▸ Aim:
Pull every line holding the string "спортивного" from the records below.

>> Begin Extracted material

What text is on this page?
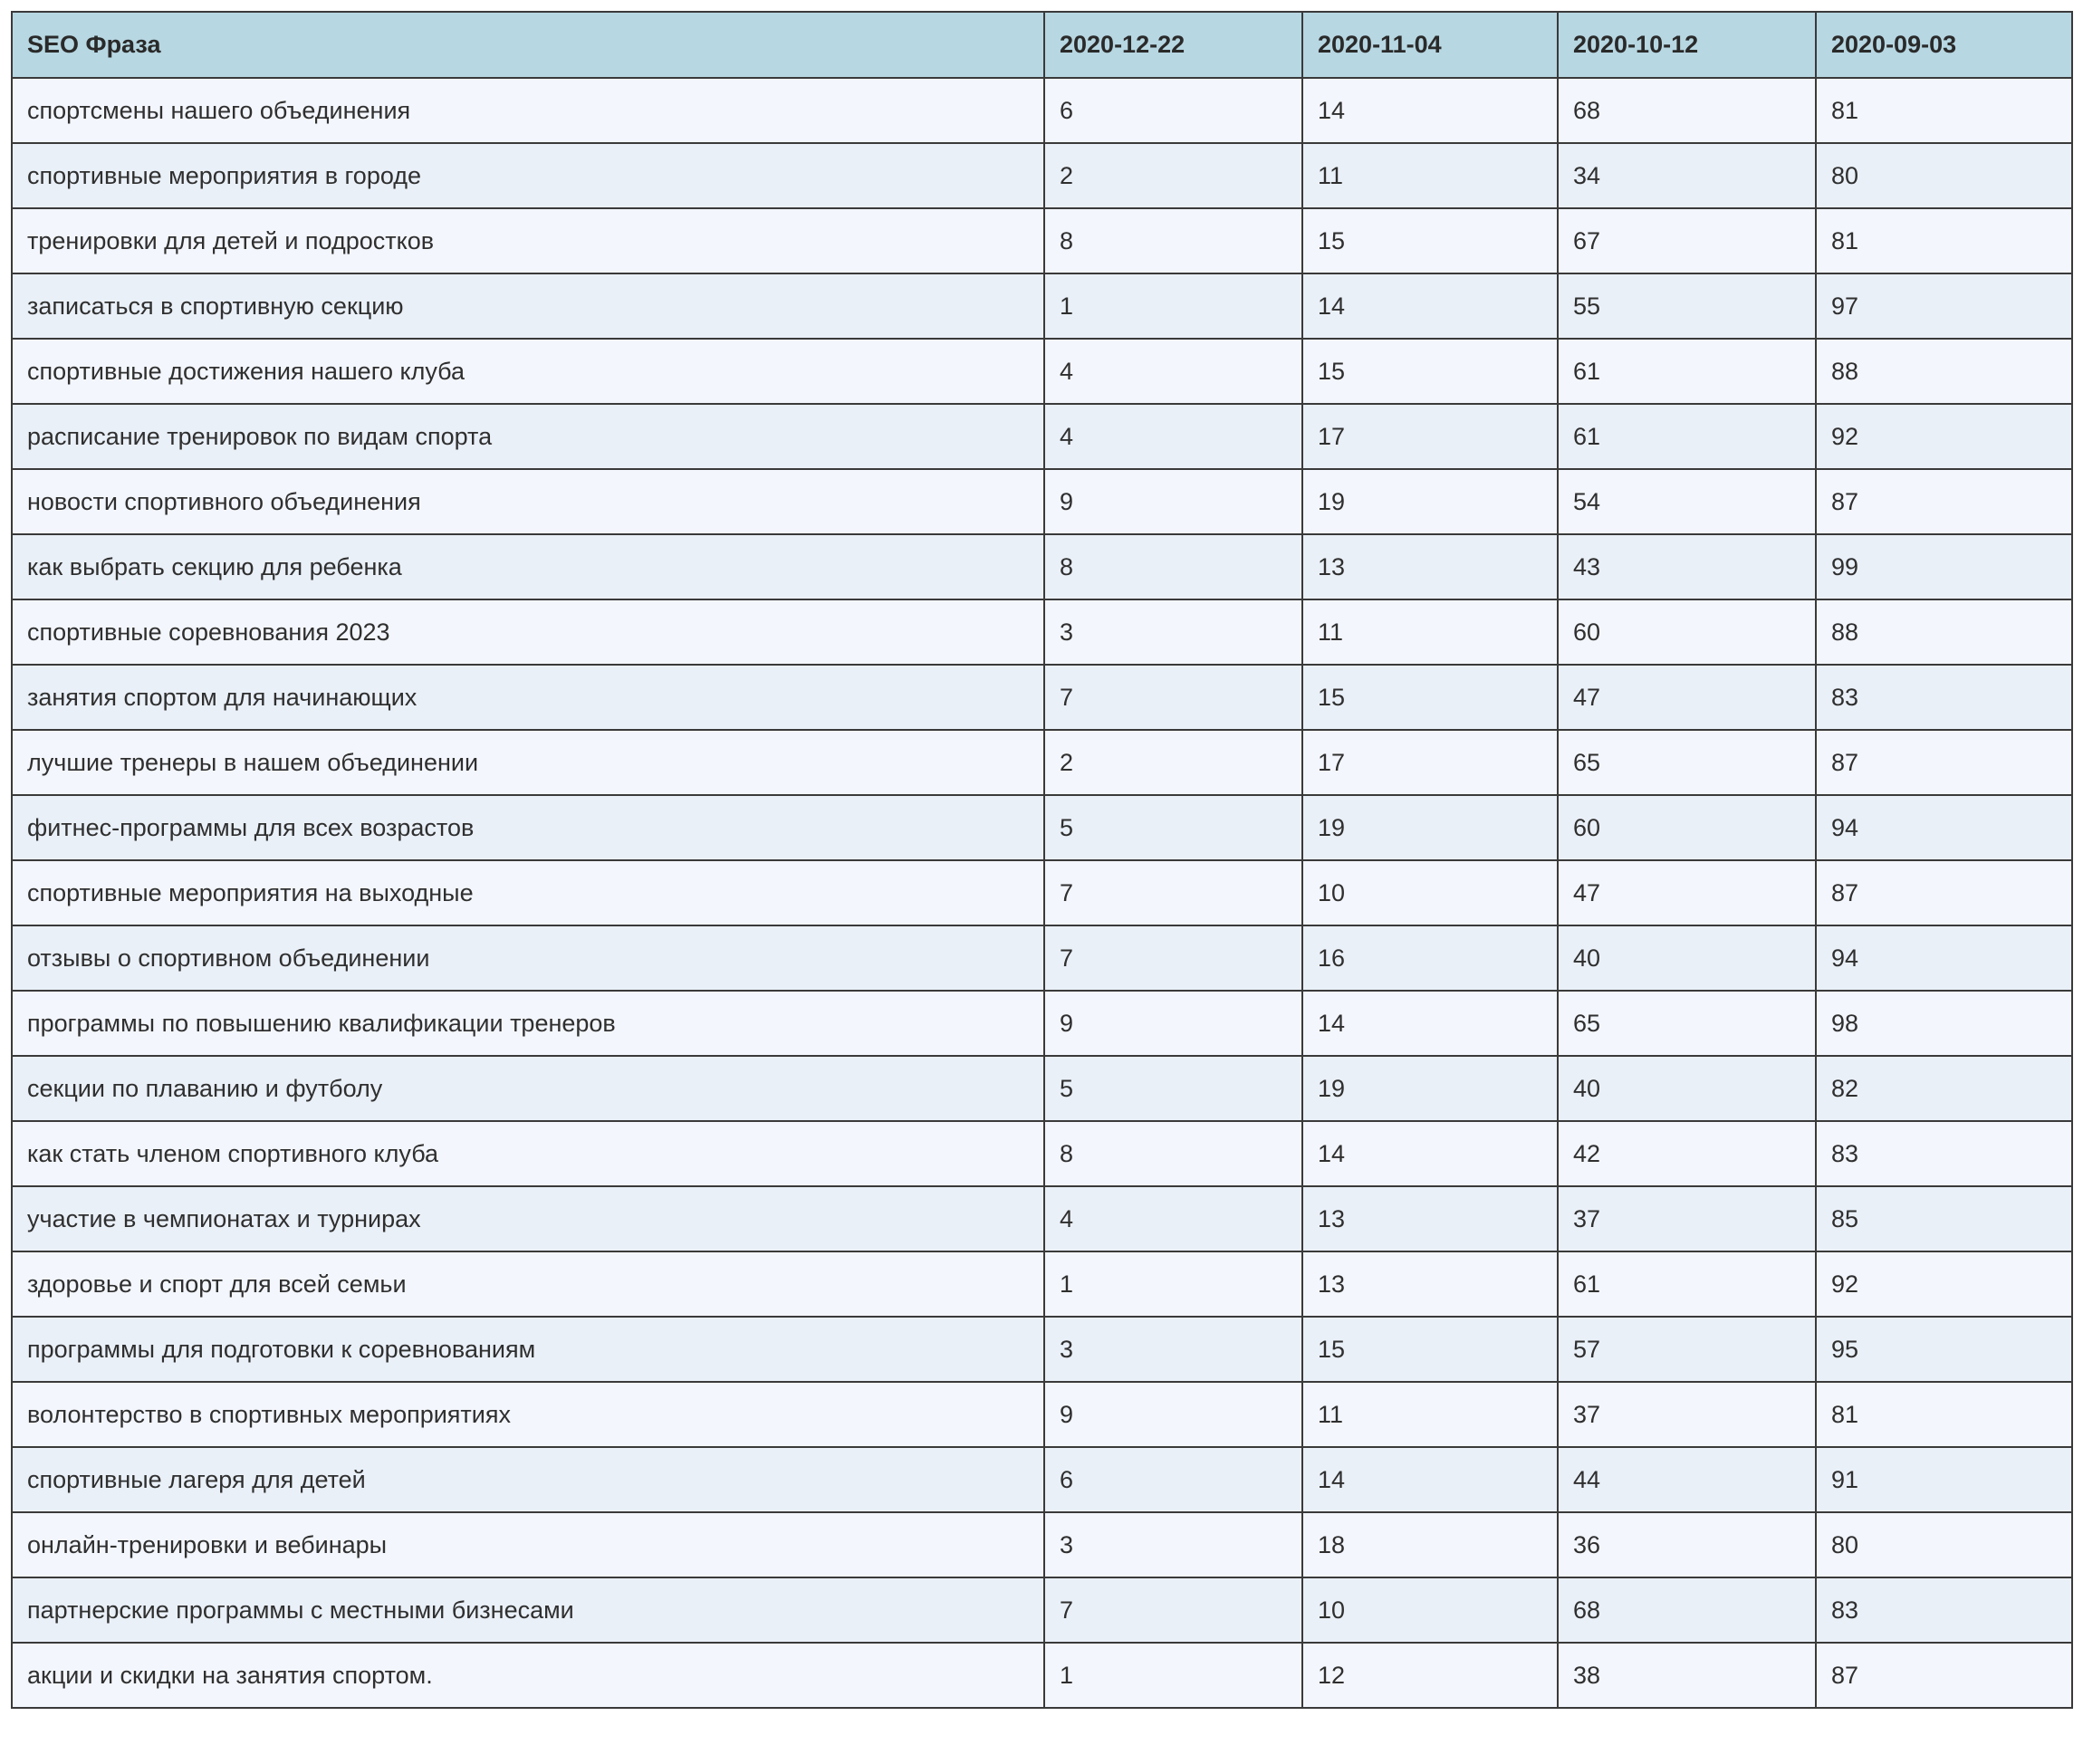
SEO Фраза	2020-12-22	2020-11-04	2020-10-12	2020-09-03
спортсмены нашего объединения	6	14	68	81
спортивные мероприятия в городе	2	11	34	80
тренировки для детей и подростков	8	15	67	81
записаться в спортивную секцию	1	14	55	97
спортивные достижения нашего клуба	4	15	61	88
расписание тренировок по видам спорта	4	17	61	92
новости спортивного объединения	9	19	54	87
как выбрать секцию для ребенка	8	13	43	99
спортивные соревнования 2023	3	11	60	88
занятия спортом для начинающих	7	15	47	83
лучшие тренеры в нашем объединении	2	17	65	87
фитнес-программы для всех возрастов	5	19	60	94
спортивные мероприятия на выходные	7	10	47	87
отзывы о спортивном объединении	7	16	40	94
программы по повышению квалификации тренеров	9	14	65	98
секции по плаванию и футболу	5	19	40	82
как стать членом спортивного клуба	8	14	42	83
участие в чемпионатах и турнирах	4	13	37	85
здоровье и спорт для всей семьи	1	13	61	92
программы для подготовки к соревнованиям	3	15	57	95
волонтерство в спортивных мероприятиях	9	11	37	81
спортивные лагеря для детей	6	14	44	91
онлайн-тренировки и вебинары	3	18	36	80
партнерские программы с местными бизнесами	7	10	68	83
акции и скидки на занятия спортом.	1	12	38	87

>> End Extracted material
>> Begin Extracted material

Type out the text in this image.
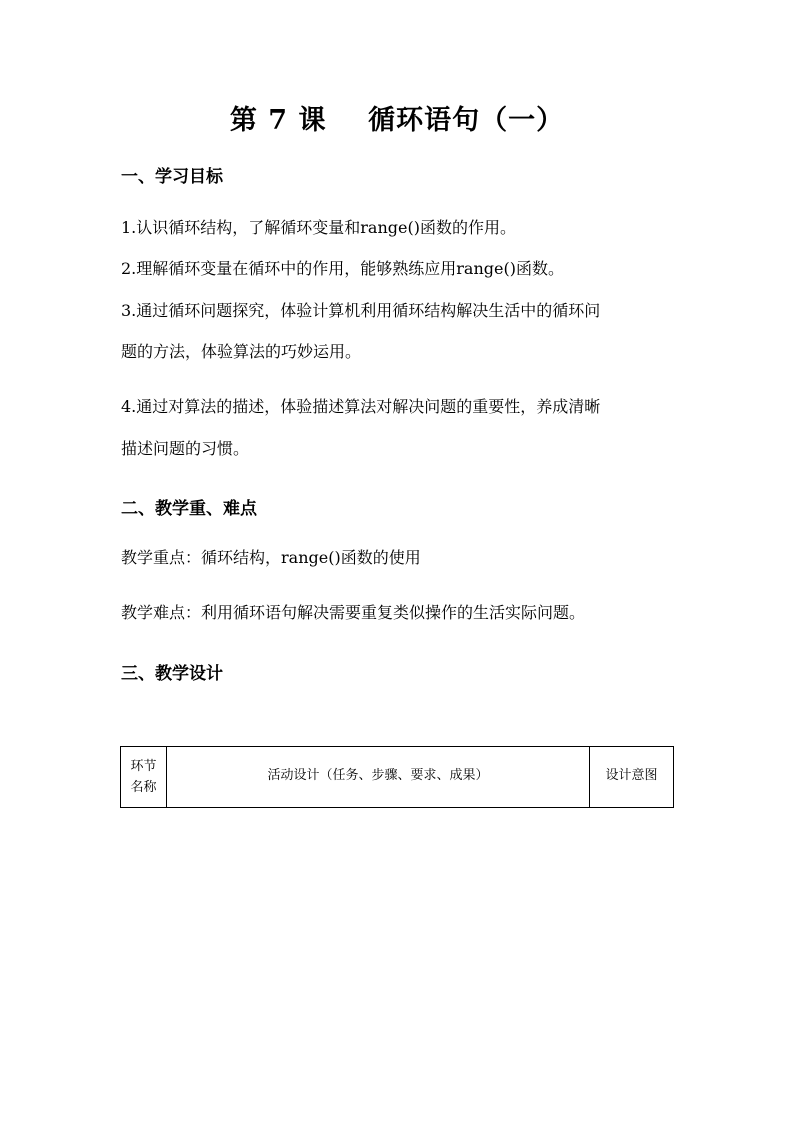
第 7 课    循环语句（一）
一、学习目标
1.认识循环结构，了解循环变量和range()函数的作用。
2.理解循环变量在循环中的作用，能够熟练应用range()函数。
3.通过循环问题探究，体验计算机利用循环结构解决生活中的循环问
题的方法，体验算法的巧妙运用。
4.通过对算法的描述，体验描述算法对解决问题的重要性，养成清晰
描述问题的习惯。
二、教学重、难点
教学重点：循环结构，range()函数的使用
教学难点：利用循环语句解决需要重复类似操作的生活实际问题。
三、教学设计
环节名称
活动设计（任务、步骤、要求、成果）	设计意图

>> End Extracted material
>> Begin Extracted material

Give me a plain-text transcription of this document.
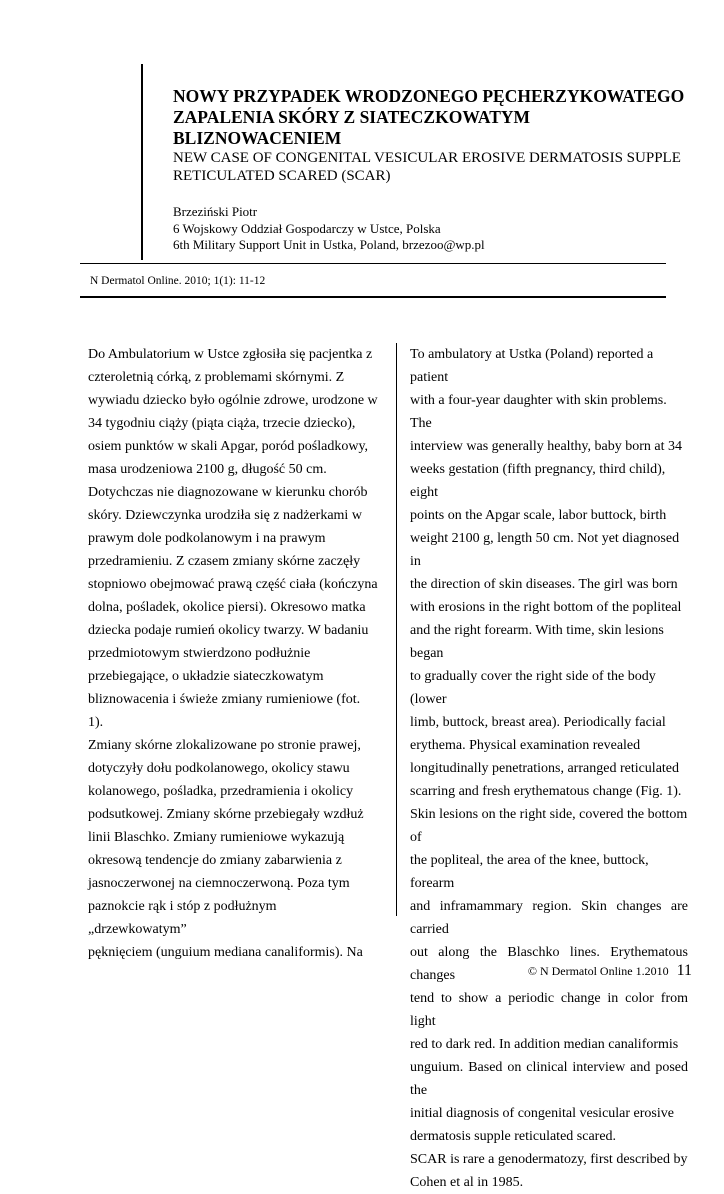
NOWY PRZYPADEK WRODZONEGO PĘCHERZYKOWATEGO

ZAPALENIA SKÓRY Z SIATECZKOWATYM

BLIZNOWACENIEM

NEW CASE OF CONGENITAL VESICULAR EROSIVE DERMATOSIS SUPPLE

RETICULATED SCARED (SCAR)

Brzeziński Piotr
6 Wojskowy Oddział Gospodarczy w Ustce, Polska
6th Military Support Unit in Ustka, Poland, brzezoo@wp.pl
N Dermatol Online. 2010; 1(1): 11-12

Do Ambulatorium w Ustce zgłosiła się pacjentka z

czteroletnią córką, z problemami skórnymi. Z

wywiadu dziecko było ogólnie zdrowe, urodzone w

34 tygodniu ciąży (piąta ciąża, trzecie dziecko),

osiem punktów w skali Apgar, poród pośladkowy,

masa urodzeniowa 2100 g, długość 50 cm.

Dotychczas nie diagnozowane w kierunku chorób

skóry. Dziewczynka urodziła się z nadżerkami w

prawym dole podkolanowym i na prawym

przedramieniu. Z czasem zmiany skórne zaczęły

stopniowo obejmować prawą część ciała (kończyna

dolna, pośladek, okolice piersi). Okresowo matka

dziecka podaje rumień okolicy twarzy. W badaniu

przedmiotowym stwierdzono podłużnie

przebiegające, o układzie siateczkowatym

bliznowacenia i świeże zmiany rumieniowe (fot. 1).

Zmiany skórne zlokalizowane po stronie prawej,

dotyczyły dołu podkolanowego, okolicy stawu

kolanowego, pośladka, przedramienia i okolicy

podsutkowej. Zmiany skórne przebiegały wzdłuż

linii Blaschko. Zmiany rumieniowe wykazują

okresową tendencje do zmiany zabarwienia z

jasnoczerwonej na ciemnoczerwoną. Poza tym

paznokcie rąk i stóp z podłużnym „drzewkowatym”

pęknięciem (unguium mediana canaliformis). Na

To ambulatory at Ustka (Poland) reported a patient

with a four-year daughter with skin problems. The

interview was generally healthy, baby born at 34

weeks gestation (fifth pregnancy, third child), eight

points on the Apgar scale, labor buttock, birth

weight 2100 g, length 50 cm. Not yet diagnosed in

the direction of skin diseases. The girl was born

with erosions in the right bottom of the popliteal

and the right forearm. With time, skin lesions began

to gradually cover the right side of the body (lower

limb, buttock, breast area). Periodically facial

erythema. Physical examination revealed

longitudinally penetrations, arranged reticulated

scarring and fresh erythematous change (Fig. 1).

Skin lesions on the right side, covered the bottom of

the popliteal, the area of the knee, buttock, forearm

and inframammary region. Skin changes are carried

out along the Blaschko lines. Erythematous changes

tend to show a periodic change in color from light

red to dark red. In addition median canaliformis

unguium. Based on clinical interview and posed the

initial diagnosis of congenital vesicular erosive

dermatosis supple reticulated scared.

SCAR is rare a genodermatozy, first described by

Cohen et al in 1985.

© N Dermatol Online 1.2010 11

>> End Extracted material

▸ Solution to the exercise:
новости спортивного объединения	9	19	54	87
как стать членом спортивного клуба	8	14	42	83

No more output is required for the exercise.